> _Given task_
Please write out the complete listing that follows, exactly as it reads.

[START Data for the task]

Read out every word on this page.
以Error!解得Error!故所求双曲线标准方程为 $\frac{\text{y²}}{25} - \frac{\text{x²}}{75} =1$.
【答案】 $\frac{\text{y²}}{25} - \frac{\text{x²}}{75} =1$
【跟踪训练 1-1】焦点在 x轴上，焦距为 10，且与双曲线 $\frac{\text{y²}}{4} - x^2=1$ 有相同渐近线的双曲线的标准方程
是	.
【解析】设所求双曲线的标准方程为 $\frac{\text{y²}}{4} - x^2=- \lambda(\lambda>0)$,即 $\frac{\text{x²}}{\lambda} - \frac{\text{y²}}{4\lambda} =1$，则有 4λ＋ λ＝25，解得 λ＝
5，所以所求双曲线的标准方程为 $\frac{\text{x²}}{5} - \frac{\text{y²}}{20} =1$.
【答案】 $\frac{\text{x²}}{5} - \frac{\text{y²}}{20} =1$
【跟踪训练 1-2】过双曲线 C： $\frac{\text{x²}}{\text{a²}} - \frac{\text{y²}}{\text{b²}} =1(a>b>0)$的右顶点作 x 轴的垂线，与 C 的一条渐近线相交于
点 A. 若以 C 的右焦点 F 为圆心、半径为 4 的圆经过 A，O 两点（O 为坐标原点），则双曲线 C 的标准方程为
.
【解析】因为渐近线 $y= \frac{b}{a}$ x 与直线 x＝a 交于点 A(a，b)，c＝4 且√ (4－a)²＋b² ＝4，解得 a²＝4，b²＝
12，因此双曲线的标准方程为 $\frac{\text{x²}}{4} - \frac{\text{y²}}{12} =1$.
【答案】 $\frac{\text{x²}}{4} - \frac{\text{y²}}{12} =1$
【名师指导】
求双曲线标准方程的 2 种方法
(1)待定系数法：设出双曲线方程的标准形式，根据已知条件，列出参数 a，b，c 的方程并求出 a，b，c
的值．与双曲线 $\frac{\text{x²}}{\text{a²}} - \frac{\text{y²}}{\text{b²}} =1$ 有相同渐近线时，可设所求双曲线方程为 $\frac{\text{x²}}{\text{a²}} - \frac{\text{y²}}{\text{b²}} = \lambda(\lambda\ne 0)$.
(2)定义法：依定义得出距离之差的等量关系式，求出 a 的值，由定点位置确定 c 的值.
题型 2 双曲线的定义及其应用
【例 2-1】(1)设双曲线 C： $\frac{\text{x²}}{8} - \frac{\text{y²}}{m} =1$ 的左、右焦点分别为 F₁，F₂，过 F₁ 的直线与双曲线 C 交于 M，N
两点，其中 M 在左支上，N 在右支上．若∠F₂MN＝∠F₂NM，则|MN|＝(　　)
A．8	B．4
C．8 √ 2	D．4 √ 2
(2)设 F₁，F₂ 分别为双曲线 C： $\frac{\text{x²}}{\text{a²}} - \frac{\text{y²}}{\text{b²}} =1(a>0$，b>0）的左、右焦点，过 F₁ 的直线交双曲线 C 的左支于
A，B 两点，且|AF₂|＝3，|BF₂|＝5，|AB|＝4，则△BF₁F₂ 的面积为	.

[END Data for the task]

> _Reply_
Read out every word on this page.
以Error!解得Error!故所求双曲线标准方程为 $\frac{\text{y²}}{25} - \frac{\text{x²}}{75} =1$.
【答案】 $\frac{\text{y²}}{25} - \frac{\text{x²}}{75} =1$
【跟踪训练 1-1】焦点在 x轴上，焦距为 10，且与双曲线 $\frac{\text{y²}}{4} - x^2=1$ 有相同渐近线的双曲线的标准方程
是	.
【解析】设所求双曲线的标准方程为 $\frac{\text{y²}}{4} - x^2=- \lambda(\lambda>0)$,即 $\frac{\text{x²}}{\lambda} - \frac{\text{y²}}{4\lambda} =1$，则有 4λ＋ λ＝25，解得 λ＝
5，所以所求双曲线的标准方程为 $\frac{\text{x²}}{5} - \frac{\text{y²}}{20} =1$.
【答案】 $\frac{\text{x²}}{5} - \frac{\text{y²}}{20} =1$
【跟踪训练 1-2】过双曲线 C： $\frac{\text{x²}}{\text{a²}} - \frac{\text{y²}}{\text{b²}} =1(a>b>0)$的右顶点作 x 轴的垂线，与 C 的一条渐近线相交于
点 A. 若以 C 的右焦点 F 为圆心、半径为 4 的圆经过 A，O 两点（O 为坐标原点），则双曲线 C 的标准方程为
.
【解析】因为渐近线 $y= \frac{b}{a}$ x 与直线 x＝a 交于点 A(a，b)，c＝4 且√ (4－a)²＋b² ＝4，解得 a²＝4，b²＝
12，因此双曲线的标准方程为 $\frac{\text{x²}}{4} - \frac{\text{y²}}{12} =1$.
【答案】 $\frac{\text{x²}}{4} - \frac{\text{y²}}{12} =1$
【名师指导】
求双曲线标准方程的 2 种方法
(1)待定系数法：设出双曲线方程的标准形式，根据已知条件，列出参数 a，b，c 的方程并求出 a，b，c
的值．与双曲线 $\frac{\text{x²}}{\text{a²}} - \frac{\text{y²}}{\text{b²}} =1$ 有相同渐近线时，可设所求双曲线方程为 $\frac{\text{x²}}{\text{a²}} - \frac{\text{y²}}{\text{b²}} = \lambda(\lambda\ne 0)$.
(2)定义法：依定义得出距离之差的等量关系式，求出 a 的值，由定点位置确定 c 的值.
题型 2 双曲线的定义及其应用
【例 2-1】(1)设双曲线 C： $\frac{\text{x²}}{8} - \frac{\text{y²}}{m} =1$ 的左、右焦点分别为 F₁，F₂，过 F₁ 的直线与双曲线 C 交于 M，N
两点，其中 M 在左支上，N 在右支上．若∠F₂MN＝∠F₂NM，则|MN|＝(　　)
A．8	B．4
C．8 √ 2	D．4 √ 2
(2)设 F₁，F₂ 分别为双曲线 C： $\frac{\text{x²}}{\text{a²}} - \frac{\text{y²}}{\text{b²}} =1(a>0$，b>0）的左、右焦点，过 F₁ 的直线交双曲线 C 的左支于
A，B 两点，且|AF₂|＝3，|BF₂|＝5，|AB|＝4，则△BF₁F₂ 的面积为	.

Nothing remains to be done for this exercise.